**DATA SHOWN**

◇ ◇ ◇ ◇ ◇ ◇ ◇

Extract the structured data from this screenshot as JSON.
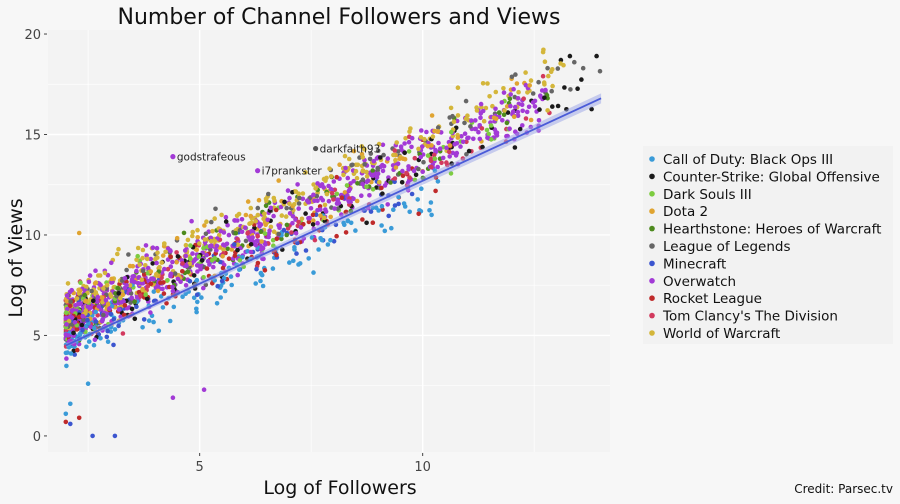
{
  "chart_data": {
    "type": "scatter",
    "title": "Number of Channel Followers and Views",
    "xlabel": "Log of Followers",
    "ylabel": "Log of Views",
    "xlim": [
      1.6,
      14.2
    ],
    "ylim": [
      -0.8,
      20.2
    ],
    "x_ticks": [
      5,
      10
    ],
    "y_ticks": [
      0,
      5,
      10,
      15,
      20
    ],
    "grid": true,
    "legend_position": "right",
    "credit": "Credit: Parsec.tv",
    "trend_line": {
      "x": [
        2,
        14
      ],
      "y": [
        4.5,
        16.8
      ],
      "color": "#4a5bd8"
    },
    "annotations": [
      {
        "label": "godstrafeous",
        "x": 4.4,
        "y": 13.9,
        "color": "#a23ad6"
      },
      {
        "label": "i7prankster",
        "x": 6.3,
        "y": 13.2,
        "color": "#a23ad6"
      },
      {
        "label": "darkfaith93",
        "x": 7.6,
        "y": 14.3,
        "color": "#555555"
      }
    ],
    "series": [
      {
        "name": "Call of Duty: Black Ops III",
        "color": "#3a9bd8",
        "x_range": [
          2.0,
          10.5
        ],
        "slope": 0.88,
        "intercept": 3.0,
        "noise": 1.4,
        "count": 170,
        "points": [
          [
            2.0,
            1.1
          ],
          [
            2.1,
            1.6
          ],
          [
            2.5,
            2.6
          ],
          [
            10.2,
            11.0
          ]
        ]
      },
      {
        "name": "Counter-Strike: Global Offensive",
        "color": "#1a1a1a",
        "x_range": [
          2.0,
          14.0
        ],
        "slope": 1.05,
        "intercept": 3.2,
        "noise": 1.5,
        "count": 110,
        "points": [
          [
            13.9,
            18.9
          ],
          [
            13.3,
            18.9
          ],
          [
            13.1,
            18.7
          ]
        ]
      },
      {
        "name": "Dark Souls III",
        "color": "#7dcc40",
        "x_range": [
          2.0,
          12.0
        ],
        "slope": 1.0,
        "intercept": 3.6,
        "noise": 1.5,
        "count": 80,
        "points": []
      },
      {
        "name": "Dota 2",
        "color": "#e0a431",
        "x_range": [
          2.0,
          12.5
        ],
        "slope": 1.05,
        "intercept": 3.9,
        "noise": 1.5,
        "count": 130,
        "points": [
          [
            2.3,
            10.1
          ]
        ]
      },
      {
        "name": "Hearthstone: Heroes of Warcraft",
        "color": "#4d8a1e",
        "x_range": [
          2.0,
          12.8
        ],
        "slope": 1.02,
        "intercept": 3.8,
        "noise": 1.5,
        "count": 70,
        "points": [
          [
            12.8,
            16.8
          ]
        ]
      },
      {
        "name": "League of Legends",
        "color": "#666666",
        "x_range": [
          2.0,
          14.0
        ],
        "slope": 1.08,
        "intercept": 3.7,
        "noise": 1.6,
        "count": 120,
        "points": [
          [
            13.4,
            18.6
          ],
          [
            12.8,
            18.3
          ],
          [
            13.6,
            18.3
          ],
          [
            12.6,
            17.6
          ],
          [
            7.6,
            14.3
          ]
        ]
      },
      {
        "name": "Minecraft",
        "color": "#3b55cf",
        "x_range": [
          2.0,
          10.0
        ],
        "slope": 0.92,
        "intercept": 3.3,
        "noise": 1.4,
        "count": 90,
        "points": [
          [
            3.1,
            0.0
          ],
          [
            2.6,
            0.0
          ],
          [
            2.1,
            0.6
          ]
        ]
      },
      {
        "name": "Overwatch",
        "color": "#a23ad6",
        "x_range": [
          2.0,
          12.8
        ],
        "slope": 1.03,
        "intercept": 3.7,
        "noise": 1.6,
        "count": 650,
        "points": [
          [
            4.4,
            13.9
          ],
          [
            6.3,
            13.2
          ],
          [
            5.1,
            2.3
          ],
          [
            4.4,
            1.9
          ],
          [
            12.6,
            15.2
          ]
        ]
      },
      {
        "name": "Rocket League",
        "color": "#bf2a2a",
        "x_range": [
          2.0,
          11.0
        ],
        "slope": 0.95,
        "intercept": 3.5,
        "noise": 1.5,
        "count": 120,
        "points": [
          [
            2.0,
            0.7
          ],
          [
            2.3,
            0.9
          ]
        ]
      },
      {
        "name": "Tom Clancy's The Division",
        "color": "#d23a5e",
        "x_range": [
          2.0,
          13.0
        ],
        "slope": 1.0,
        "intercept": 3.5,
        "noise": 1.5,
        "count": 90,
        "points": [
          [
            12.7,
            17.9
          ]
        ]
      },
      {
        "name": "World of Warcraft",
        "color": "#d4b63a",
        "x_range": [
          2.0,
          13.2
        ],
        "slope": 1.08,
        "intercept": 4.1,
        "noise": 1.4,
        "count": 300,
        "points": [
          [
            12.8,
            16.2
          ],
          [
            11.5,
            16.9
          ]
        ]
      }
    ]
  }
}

◇ ◇ ◇ ◇ ◇ ◇ ◇

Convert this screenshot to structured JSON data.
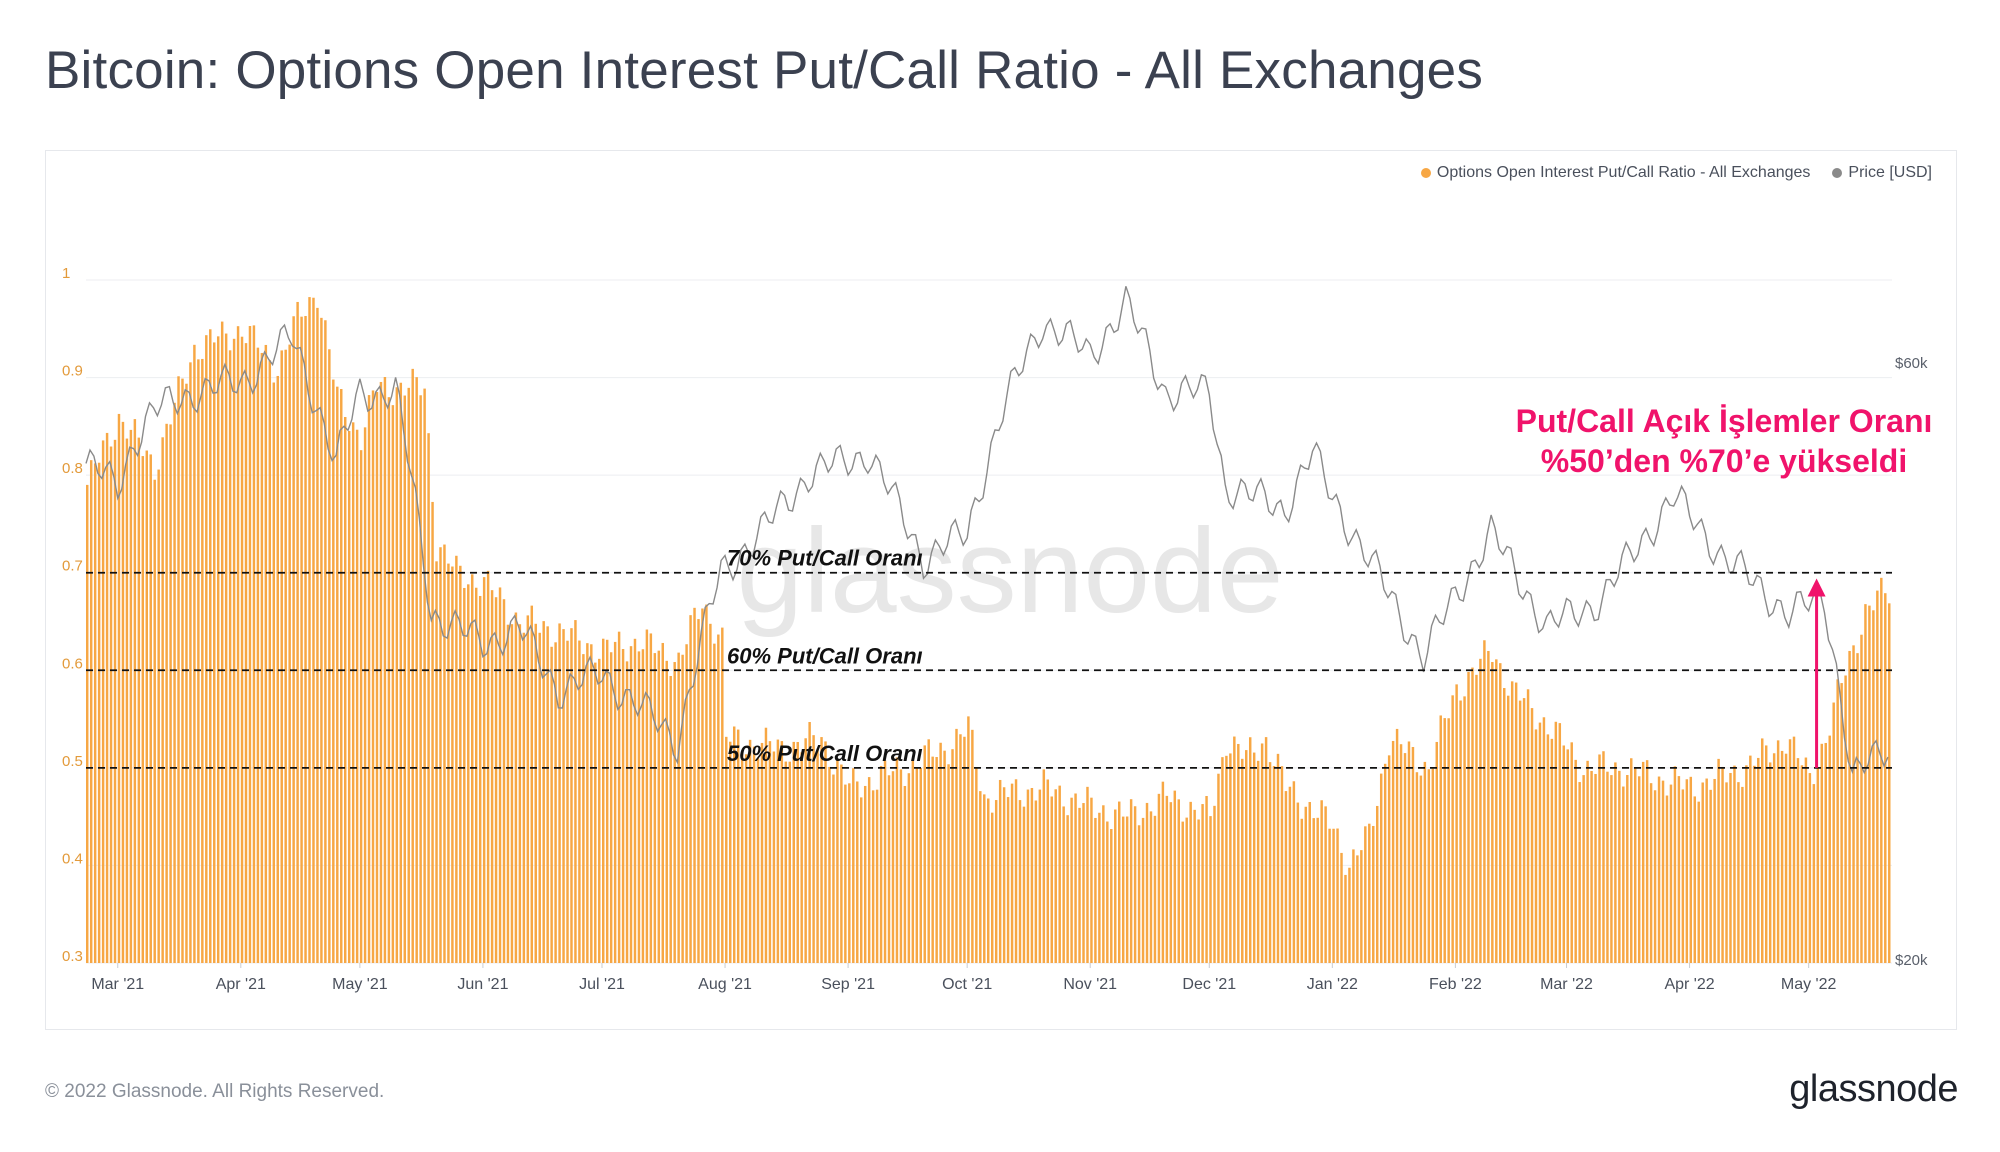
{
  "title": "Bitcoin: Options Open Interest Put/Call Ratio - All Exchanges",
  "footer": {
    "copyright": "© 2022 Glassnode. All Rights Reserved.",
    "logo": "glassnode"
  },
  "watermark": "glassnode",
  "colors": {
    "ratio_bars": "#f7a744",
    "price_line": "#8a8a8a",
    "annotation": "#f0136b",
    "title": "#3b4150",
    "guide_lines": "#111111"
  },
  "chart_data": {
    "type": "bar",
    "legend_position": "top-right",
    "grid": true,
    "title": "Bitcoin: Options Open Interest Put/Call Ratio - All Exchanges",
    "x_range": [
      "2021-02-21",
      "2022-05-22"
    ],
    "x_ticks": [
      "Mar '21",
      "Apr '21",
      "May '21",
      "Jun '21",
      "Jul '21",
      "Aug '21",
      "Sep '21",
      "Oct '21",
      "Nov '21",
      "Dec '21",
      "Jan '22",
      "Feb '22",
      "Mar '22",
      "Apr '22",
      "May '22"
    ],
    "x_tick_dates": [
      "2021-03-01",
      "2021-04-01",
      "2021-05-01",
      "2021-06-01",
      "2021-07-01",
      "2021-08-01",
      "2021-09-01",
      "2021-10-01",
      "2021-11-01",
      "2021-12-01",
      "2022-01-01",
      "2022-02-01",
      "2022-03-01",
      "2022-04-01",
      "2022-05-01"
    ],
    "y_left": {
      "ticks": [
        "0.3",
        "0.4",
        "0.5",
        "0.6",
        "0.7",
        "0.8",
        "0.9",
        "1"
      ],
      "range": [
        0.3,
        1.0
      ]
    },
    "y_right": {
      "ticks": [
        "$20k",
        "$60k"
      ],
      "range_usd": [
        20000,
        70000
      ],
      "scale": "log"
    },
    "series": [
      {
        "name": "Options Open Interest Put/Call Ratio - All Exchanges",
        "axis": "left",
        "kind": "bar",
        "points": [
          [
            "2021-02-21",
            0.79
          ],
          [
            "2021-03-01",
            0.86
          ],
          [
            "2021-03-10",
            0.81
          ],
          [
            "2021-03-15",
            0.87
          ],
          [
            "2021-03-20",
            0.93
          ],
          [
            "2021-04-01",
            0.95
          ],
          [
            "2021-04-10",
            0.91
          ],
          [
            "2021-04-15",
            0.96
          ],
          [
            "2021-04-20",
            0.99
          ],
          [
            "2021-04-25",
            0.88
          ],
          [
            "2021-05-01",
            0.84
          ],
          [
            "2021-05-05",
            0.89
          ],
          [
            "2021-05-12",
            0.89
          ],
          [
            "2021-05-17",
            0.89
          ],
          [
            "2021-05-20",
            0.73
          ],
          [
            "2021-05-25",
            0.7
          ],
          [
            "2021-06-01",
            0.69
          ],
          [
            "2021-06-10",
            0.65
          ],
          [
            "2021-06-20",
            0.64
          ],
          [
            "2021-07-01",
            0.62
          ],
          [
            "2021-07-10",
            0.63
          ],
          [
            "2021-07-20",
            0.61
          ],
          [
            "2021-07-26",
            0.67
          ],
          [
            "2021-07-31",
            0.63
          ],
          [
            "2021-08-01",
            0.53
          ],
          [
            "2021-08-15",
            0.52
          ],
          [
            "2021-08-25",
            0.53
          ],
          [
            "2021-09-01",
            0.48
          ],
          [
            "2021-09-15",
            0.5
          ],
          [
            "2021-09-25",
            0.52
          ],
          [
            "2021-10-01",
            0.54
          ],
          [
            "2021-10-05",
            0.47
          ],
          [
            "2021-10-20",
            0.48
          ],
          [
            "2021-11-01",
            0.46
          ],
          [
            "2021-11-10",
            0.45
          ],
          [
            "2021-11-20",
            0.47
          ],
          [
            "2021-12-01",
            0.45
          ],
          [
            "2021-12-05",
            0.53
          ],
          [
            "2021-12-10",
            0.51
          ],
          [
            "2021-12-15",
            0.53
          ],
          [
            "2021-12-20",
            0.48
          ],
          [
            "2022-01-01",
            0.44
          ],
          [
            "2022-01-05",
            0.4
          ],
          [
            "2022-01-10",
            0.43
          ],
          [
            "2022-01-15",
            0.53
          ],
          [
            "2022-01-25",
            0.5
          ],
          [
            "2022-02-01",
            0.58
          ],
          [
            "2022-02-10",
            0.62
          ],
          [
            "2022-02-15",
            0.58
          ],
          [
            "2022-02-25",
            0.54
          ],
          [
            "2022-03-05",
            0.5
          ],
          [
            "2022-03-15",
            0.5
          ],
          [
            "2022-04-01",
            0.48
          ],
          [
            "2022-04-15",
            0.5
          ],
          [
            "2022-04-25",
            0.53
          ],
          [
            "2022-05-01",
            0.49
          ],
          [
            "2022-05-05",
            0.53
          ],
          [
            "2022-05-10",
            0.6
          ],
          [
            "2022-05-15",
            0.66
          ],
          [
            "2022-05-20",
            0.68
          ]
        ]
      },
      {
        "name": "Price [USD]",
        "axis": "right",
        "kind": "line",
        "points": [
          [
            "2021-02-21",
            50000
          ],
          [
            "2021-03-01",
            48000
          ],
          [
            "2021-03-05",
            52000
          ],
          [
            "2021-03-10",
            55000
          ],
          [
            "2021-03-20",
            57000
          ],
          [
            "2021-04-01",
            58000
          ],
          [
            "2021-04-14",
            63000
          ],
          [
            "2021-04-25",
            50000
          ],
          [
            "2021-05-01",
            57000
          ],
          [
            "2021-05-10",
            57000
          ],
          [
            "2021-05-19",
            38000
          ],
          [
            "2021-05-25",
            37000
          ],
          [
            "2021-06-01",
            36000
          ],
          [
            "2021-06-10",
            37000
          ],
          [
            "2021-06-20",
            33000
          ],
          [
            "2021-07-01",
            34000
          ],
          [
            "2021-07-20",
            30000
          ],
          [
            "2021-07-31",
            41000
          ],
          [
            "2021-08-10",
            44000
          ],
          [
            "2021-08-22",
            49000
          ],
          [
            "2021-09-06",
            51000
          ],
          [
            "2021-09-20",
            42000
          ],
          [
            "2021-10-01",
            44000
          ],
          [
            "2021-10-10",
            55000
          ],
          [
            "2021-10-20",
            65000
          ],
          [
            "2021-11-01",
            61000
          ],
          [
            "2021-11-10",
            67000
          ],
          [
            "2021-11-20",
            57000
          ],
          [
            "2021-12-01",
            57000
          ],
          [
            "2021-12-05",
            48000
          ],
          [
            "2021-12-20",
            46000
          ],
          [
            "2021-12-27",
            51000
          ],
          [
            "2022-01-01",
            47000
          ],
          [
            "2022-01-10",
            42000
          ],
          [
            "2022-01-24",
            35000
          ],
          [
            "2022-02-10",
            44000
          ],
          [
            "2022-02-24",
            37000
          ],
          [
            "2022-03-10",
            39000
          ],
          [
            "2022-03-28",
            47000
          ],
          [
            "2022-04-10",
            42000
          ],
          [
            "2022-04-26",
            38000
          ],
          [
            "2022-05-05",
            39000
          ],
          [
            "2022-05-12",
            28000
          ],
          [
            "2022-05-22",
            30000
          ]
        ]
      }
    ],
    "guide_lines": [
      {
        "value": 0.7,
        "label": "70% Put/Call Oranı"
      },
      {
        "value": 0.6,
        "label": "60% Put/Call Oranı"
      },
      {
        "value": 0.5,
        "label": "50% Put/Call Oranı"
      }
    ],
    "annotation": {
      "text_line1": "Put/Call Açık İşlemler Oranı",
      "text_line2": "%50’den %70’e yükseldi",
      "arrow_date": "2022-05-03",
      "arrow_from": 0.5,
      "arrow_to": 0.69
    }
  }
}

◇ ◇ ◇ ◇ ◇ ◇ ◇

State how many lines of the listing include the word "Interest". Reply with the number alone.

3